**Problem**
Retype the items from the line with "manufacturer-value: Honeywell International" up to and including the line with "manufacturer-row[interactable]: Manufacturer Honeywell", keeping every character the same.
** begin **
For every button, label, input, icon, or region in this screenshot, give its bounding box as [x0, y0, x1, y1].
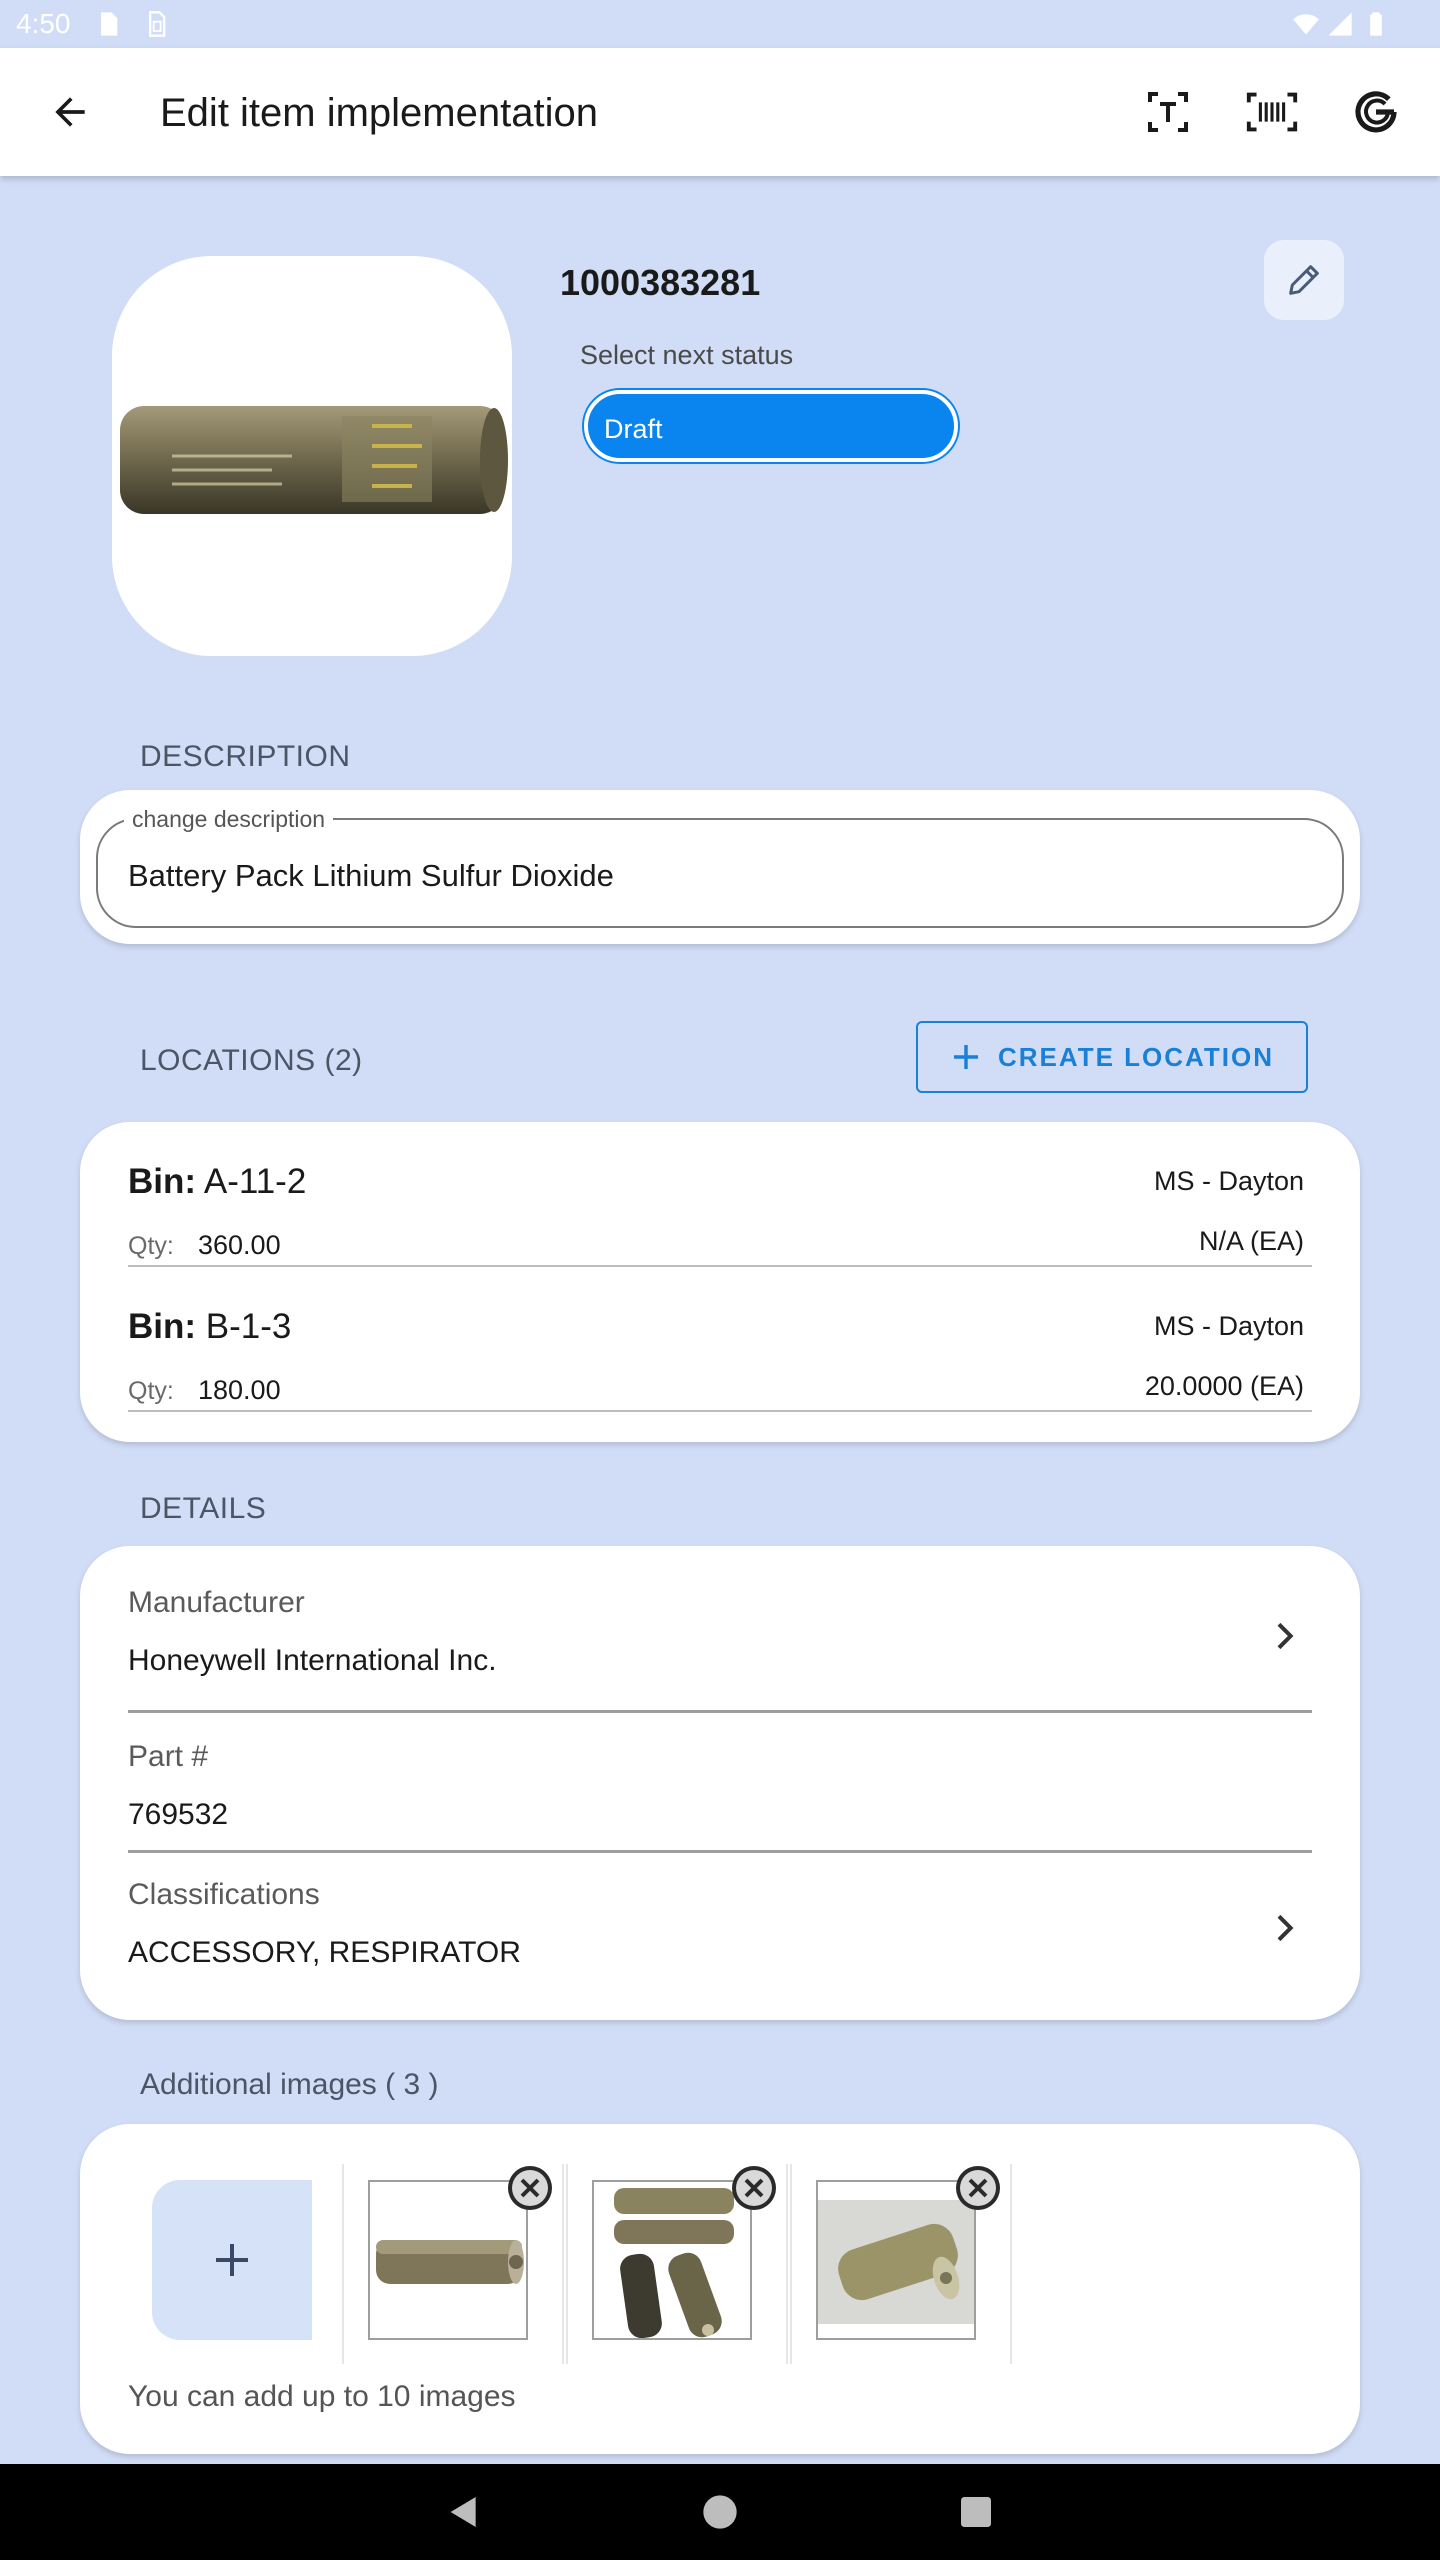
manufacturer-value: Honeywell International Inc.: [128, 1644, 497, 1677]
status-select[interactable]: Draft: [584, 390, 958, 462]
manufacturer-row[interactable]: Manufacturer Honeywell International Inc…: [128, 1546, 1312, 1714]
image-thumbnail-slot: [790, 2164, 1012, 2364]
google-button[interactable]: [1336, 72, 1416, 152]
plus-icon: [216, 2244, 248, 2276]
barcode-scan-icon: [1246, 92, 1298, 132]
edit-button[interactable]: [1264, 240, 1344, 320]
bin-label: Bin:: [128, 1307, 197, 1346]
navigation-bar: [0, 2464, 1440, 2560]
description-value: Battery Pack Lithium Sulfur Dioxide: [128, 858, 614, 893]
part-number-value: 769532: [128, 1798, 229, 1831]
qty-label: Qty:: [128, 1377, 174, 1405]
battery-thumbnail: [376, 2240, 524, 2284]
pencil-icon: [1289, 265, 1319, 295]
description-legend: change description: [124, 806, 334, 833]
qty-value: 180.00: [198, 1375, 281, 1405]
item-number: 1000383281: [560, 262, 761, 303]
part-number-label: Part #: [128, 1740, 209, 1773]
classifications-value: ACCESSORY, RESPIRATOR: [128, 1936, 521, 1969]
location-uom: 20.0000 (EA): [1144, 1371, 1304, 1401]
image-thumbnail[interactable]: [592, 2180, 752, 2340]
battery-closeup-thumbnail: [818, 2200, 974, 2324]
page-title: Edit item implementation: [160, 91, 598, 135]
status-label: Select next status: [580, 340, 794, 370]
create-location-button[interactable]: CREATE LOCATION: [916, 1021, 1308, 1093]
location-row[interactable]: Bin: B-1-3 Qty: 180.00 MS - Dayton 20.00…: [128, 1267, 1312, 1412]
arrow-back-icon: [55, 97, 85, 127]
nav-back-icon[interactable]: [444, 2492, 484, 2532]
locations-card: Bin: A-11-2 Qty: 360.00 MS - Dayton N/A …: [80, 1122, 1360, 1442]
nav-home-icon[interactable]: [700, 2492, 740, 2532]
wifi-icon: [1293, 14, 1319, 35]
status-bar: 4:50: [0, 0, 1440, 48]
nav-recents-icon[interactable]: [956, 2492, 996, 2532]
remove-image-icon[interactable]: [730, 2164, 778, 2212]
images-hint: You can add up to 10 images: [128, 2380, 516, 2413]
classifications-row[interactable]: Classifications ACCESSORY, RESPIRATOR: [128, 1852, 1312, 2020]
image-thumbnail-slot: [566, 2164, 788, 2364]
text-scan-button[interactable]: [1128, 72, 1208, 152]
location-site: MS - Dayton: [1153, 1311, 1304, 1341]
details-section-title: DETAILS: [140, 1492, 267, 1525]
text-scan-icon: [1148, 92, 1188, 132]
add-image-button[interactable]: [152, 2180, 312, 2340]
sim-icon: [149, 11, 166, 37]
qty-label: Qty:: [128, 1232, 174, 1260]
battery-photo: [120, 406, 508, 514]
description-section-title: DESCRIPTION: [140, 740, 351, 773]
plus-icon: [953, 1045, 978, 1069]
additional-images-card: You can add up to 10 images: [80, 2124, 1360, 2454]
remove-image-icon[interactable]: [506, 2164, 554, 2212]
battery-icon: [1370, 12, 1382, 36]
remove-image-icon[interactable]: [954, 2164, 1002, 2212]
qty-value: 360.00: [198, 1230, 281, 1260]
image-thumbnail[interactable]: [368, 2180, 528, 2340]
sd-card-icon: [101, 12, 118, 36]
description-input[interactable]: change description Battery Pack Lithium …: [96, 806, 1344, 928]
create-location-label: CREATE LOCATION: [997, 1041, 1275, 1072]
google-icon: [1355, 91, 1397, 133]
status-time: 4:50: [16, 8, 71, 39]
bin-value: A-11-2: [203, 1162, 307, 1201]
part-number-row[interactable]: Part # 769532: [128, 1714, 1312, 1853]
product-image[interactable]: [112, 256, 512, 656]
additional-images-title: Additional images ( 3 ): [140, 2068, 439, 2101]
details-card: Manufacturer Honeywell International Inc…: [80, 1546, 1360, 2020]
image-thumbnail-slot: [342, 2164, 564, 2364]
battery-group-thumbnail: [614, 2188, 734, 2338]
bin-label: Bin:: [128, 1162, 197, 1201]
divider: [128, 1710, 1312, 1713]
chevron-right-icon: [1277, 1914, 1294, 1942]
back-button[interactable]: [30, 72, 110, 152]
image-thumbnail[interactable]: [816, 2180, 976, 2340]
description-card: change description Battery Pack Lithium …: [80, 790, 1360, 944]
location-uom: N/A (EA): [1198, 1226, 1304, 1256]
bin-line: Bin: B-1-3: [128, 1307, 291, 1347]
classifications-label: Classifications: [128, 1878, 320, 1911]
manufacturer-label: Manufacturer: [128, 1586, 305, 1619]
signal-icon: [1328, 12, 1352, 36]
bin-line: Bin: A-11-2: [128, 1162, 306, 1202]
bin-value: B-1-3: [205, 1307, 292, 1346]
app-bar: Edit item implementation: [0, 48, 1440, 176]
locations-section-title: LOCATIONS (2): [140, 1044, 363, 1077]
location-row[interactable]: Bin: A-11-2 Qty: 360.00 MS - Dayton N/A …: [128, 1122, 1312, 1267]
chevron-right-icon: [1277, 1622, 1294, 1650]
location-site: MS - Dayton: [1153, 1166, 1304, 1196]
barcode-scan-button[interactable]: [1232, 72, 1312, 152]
** end **
** begin **
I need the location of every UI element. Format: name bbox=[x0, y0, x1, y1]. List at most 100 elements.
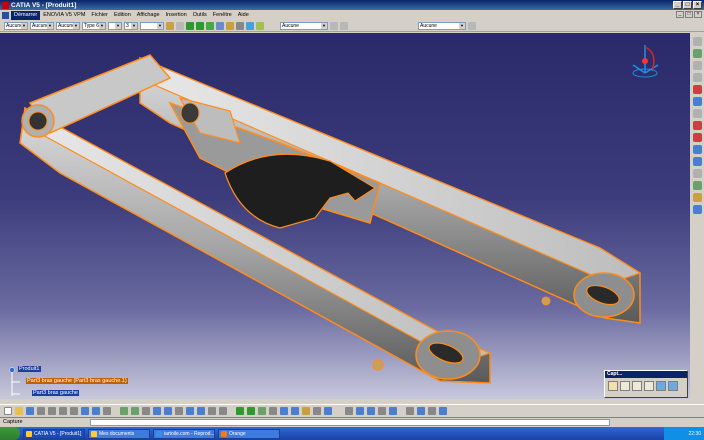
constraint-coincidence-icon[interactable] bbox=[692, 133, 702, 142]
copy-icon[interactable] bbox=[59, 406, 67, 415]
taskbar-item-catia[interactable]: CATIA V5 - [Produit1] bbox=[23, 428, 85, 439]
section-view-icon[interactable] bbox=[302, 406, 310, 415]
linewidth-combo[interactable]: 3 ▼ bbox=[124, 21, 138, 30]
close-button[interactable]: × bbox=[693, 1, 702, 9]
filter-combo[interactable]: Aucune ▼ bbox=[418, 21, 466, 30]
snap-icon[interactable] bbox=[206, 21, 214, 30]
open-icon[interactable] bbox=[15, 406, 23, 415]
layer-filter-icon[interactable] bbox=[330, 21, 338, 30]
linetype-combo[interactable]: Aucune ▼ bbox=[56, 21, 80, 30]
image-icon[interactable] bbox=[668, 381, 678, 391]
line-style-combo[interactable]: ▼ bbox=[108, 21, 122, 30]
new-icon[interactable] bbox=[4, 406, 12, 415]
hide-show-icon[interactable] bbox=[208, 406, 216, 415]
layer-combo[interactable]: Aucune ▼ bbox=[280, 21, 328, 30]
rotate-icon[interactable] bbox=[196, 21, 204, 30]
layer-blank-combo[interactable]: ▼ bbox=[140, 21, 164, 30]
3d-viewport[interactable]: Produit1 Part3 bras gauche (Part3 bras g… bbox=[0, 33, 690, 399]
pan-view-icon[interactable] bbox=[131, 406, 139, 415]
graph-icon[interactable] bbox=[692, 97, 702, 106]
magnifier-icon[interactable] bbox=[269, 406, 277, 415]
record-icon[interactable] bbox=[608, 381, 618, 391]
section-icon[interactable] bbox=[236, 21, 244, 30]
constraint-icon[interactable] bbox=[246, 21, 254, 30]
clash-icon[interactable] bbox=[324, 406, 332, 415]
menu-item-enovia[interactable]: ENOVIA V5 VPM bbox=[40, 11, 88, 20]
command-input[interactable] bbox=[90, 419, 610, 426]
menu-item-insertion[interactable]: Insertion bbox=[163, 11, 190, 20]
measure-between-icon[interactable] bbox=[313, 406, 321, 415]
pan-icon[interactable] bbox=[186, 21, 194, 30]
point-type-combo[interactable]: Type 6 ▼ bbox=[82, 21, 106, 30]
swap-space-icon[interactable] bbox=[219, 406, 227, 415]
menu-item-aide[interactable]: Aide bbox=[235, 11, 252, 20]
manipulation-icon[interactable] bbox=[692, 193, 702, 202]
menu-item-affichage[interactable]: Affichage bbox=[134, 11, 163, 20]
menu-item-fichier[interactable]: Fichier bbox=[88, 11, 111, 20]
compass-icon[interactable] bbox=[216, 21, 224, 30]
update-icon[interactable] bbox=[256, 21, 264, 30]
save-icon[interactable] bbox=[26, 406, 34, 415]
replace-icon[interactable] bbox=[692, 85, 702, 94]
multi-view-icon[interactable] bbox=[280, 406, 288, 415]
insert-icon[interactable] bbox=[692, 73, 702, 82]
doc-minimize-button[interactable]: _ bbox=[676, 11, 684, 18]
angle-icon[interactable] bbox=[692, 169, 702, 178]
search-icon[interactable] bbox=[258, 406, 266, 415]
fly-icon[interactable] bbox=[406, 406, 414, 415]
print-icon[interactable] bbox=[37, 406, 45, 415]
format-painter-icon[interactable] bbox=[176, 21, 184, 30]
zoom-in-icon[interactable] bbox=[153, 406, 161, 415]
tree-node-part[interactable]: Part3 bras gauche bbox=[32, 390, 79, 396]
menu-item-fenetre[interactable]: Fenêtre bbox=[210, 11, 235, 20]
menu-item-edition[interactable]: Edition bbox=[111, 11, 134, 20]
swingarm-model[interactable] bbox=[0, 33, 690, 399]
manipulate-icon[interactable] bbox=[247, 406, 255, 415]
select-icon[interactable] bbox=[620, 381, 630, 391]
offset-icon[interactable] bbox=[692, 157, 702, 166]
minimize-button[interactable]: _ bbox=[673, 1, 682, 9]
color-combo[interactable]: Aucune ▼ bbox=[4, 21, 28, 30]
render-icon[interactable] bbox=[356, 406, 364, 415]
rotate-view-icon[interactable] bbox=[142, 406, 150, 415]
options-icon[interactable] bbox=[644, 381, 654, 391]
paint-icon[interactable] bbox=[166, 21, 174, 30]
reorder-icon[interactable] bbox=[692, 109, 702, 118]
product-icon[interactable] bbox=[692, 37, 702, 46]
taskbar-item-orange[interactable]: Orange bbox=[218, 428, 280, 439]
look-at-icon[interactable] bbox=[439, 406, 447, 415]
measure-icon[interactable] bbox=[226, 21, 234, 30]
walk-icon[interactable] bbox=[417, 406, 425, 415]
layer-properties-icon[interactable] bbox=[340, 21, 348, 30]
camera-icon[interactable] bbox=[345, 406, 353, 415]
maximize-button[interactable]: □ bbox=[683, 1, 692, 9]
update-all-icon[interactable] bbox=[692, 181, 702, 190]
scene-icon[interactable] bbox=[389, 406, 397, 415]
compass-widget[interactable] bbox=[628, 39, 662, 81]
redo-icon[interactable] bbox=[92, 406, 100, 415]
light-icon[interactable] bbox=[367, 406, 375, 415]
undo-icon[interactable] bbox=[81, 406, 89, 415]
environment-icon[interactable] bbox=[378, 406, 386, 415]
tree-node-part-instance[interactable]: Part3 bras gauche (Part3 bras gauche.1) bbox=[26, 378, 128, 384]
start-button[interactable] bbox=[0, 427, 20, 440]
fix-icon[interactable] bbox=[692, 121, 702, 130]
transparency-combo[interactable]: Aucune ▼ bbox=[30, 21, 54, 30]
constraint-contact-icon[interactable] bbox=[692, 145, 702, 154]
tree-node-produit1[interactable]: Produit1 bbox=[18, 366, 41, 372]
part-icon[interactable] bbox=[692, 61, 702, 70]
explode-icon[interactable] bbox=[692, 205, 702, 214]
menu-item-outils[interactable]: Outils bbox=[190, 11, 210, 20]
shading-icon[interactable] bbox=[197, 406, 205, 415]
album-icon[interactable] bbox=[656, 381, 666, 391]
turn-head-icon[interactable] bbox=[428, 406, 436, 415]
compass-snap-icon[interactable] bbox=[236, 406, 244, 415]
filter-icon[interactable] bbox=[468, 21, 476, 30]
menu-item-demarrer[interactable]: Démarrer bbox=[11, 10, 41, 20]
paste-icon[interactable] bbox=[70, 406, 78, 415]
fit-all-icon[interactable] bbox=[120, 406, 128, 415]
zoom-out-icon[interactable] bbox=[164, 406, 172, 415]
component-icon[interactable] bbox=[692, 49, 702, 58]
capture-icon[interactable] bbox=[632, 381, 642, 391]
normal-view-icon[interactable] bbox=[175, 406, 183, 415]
** end **
**The output**
manufacturer-value: Honeywell International Inc.: [128, 1644, 497, 1677]
status-select[interactable]: Draft: [584, 390, 958, 462]
manufacturer-row[interactable]: Manufacturer Honeywell International Inc…: [128, 1546, 1312, 1714]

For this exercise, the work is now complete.